◆ Extracted records ◆
╔══

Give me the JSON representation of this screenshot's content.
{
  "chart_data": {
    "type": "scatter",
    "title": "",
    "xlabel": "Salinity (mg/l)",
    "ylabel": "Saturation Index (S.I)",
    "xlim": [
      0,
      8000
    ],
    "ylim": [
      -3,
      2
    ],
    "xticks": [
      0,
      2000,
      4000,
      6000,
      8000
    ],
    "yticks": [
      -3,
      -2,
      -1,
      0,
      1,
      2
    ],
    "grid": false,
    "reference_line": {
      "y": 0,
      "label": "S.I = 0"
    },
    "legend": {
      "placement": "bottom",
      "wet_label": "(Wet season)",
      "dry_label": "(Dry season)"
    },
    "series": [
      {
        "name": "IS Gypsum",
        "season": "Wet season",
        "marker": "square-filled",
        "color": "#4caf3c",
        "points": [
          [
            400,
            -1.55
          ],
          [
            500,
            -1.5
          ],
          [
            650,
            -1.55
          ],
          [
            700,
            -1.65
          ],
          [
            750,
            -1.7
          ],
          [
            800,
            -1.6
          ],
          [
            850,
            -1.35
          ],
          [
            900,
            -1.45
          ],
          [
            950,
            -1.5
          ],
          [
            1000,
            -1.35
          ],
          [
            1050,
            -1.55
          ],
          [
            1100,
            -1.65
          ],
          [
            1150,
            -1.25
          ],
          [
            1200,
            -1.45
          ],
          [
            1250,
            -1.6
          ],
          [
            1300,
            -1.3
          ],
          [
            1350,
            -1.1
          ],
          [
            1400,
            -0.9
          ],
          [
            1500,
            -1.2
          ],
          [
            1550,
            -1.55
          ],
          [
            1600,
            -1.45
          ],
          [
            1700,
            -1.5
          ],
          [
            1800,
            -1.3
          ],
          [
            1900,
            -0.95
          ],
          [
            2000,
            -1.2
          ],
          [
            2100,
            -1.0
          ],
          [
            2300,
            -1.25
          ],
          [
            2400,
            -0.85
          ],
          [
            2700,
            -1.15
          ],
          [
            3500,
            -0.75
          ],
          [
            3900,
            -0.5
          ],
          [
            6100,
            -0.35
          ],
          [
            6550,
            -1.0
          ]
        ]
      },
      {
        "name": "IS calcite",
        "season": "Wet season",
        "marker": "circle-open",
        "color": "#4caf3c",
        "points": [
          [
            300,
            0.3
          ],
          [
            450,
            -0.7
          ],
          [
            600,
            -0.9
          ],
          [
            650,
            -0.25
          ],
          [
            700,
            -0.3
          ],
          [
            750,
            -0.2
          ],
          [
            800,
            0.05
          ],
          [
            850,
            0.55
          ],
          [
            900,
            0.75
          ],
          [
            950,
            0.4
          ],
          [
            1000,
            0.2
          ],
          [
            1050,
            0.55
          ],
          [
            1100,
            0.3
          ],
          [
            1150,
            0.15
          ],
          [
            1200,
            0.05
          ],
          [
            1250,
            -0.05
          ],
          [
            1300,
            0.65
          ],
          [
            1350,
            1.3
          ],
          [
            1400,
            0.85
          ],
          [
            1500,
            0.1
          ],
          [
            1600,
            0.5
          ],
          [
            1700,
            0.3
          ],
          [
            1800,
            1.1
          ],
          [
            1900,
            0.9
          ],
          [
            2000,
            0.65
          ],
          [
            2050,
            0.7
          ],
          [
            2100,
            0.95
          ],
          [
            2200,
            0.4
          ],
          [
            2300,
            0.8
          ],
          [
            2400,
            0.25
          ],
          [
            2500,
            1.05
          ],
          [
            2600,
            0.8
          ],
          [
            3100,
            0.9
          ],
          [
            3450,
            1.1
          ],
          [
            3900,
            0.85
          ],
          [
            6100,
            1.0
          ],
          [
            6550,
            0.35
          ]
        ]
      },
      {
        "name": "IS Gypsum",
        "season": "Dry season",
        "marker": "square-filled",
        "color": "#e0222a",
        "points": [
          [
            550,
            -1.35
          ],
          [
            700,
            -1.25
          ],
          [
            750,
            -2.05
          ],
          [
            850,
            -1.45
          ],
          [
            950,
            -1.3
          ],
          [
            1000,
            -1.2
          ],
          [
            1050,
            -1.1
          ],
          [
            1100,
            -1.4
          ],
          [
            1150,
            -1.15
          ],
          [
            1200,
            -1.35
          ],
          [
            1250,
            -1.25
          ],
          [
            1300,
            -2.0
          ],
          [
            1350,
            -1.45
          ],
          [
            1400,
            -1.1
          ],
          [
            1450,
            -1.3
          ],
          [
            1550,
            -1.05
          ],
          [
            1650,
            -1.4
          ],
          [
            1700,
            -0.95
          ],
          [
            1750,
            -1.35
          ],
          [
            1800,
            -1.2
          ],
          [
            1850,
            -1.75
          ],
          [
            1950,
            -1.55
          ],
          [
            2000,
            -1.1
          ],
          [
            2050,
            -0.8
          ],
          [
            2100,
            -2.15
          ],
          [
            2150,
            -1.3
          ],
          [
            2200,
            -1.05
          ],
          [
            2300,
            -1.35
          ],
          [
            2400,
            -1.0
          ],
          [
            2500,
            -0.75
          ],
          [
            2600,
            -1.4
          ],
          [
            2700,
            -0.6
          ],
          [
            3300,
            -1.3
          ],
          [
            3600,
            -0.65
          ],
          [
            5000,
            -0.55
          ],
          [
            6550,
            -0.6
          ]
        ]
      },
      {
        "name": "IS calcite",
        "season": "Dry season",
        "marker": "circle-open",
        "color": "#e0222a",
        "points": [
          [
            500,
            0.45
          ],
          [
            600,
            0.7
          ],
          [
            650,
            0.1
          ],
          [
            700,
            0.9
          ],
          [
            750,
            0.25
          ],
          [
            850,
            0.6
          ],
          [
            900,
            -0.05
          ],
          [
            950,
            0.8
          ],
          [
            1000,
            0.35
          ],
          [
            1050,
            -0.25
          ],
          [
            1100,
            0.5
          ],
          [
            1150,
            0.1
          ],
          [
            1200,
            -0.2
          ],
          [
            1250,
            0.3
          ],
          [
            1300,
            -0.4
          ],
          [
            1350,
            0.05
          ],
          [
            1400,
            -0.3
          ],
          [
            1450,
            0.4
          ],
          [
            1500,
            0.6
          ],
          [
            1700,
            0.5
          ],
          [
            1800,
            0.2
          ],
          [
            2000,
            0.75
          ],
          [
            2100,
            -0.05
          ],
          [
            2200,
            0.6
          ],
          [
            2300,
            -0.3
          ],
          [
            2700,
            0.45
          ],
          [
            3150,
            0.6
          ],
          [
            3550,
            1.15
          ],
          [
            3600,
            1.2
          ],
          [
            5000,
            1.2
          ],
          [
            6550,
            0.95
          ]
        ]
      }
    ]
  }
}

╚══

◆ Problem to work on ◆
Please copy out each record, character for character.

◆ Correct result ◆
Give me the JSON representation of this screenshot's content.
{
  "chart_data": {
    "type": "scatter",
    "title": "",
    "xlabel": "Salinity (mg/l)",
    "ylabel": "Saturation Index (S.I)",
    "xlim": [
      0,
      8000
    ],
    "ylim": [
      -3,
      2
    ],
    "xticks": [
      0,
      2000,
      4000,
      6000,
      8000
    ],
    "yticks": [
      -3,
      -2,
      -1,
      0,
      1,
      2
    ],
    "grid": false,
    "reference_line": {
      "y": 0,
      "label": "S.I = 0"
    },
    "legend": {
      "placement": "bottom",
      "wet_label": "(Wet season)",
      "dry_label": "(Dry season)"
    },
    "series": [
      {
        "name": "IS Gypsum",
        "season": "Wet season",
        "marker": "square-filled",
        "color": "#4caf3c",
        "points": [
          [
            400,
            -1.55
          ],
          [
            500,
            -1.5
          ],
          [
            650,
            -1.55
          ],
          [
            700,
            -1.65
          ],
          [
            750,
            -1.7
          ],
          [
            800,
            -1.6
          ],
          [
            850,
            -1.35
          ],
          [
            900,
            -1.45
          ],
          [
            950,
            -1.5
          ],
          [
            1000,
            -1.35
          ],
          [
            1050,
            -1.55
          ],
          [
            1100,
            -1.65
          ],
          [
            1150,
            -1.25
          ],
          [
            1200,
            -1.45
          ],
          [
            1250,
            -1.6
          ],
          [
            1300,
            -1.3
          ],
          [
            1350,
            -1.1
          ],
          [
            1400,
            -0.9
          ],
          [
            1500,
            -1.2
          ],
          [
            1550,
            -1.55
          ],
          [
            1600,
            -1.45
          ],
          [
            1700,
            -1.5
          ],
          [
            1800,
            -1.3
          ],
          [
            1900,
            -0.95
          ],
          [
            2000,
            -1.2
          ],
          [
            2100,
            -1.0
          ],
          [
            2300,
            -1.25
          ],
          [
            2400,
            -0.85
          ],
          [
            2700,
            -1.15
          ],
          [
            3500,
            -0.75
          ],
          [
            3900,
            -0.5
          ],
          [
            6100,
            -0.35
          ],
          [
            6550,
            -1.0
          ]
        ]
      },
      {
        "name": "IS calcite",
        "season": "Wet season",
        "marker": "circle-open",
        "color": "#4caf3c",
        "points": [
          [
            300,
            0.3
          ],
          [
            450,
            -0.7
          ],
          [
            600,
            -0.9
          ],
          [
            650,
            -0.25
          ],
          [
            700,
            -0.3
          ],
          [
            750,
            -0.2
          ],
          [
            800,
            0.05
          ],
          [
            850,
            0.55
          ],
          [
            900,
            0.75
          ],
          [
            950,
            0.4
          ],
          [
            1000,
            0.2
          ],
          [
            1050,
            0.55
          ],
          [
            1100,
            0.3
          ],
          [
            1150,
            0.15
          ],
          [
            1200,
            0.05
          ],
          [
            1250,
            -0.05
          ],
          [
            1300,
            0.65
          ],
          [
            1350,
            1.3
          ],
          [
            1400,
            0.85
          ],
          [
            1500,
            0.1
          ],
          [
            1600,
            0.5
          ],
          [
            1700,
            0.3
          ],
          [
            1800,
            1.1
          ],
          [
            1900,
            0.9
          ],
          [
            2000,
            0.65
          ],
          [
            2050,
            0.7
          ],
          [
            2100,
            0.95
          ],
          [
            2200,
            0.4
          ],
          [
            2300,
            0.8
          ],
          [
            2400,
            0.25
          ],
          [
            2500,
            1.05
          ],
          [
            2600,
            0.8
          ],
          [
            3100,
            0.9
          ],
          [
            3450,
            1.1
          ],
          [
            3900,
            0.85
          ],
          [
            6100,
            1.0
          ],
          [
            6550,
            0.35
          ]
        ]
      },
      {
        "name": "IS Gypsum",
        "season": "Dry season",
        "marker": "square-filled",
        "color": "#e0222a",
        "points": [
          [
            550,
            -1.35
          ],
          [
            700,
            -1.25
          ],
          [
            750,
            -2.05
          ],
          [
            850,
            -1.45
          ],
          [
            950,
            -1.3
          ],
          [
            1000,
            -1.2
          ],
          [
            1050,
            -1.1
          ],
          [
            1100,
            -1.4
          ],
          [
            1150,
            -1.15
          ],
          [
            1200,
            -1.35
          ],
          [
            1250,
            -1.25
          ],
          [
            1300,
            -2.0
          ],
          [
            1350,
            -1.45
          ],
          [
            1400,
            -1.1
          ],
          [
            1450,
            -1.3
          ],
          [
            1550,
            -1.05
          ],
          [
            1650,
            -1.4
          ],
          [
            1700,
            -0.95
          ],
          [
            1750,
            -1.35
          ],
          [
            1800,
            -1.2
          ],
          [
            1850,
            -1.75
          ],
          [
            1950,
            -1.55
          ],
          [
            2000,
            -1.1
          ],
          [
            2050,
            -0.8
          ],
          [
            2100,
            -2.15
          ],
          [
            2150,
            -1.3
          ],
          [
            2200,
            -1.05
          ],
          [
            2300,
            -1.35
          ],
          [
            2400,
            -1.0
          ],
          [
            2500,
            -0.75
          ],
          [
            2600,
            -1.4
          ],
          [
            2700,
            -0.6
          ],
          [
            3300,
            -1.3
          ],
          [
            3600,
            -0.65
          ],
          [
            5000,
            -0.55
          ],
          [
            6550,
            -0.6
          ]
        ]
      },
      {
        "name": "IS calcite",
        "season": "Dry season",
        "marker": "circle-open",
        "color": "#e0222a",
        "points": [
          [
            500,
            0.45
          ],
          [
            600,
            0.7
          ],
          [
            650,
            0.1
          ],
          [
            700,
            0.9
          ],
          [
            750,
            0.25
          ],
          [
            850,
            0.6
          ],
          [
            900,
            -0.05
          ],
          [
            950,
            0.8
          ],
          [
            1000,
            0.35
          ],
          [
            1050,
            -0.25
          ],
          [
            1100,
            0.5
          ],
          [
            1150,
            0.1
          ],
          [
            1200,
            -0.2
          ],
          [
            1250,
            0.3
          ],
          [
            1300,
            -0.4
          ],
          [
            1350,
            0.05
          ],
          [
            1400,
            -0.3
          ],
          [
            1450,
            0.4
          ],
          [
            1500,
            0.6
          ],
          [
            1700,
            0.5
          ],
          [
            1800,
            0.2
          ],
          [
            2000,
            0.75
          ],
          [
            2100,
            -0.05
          ],
          [
            2200,
            0.6
          ],
          [
            2300,
            -0.3
          ],
          [
            2700,
            0.45
          ],
          [
            3150,
            0.6
          ],
          [
            3550,
            1.15
          ],
          [
            3600,
            1.2
          ],
          [
            5000,
            1.2
          ],
          [
            6550,
            0.95
          ]
        ]
      }
    ]
  }
}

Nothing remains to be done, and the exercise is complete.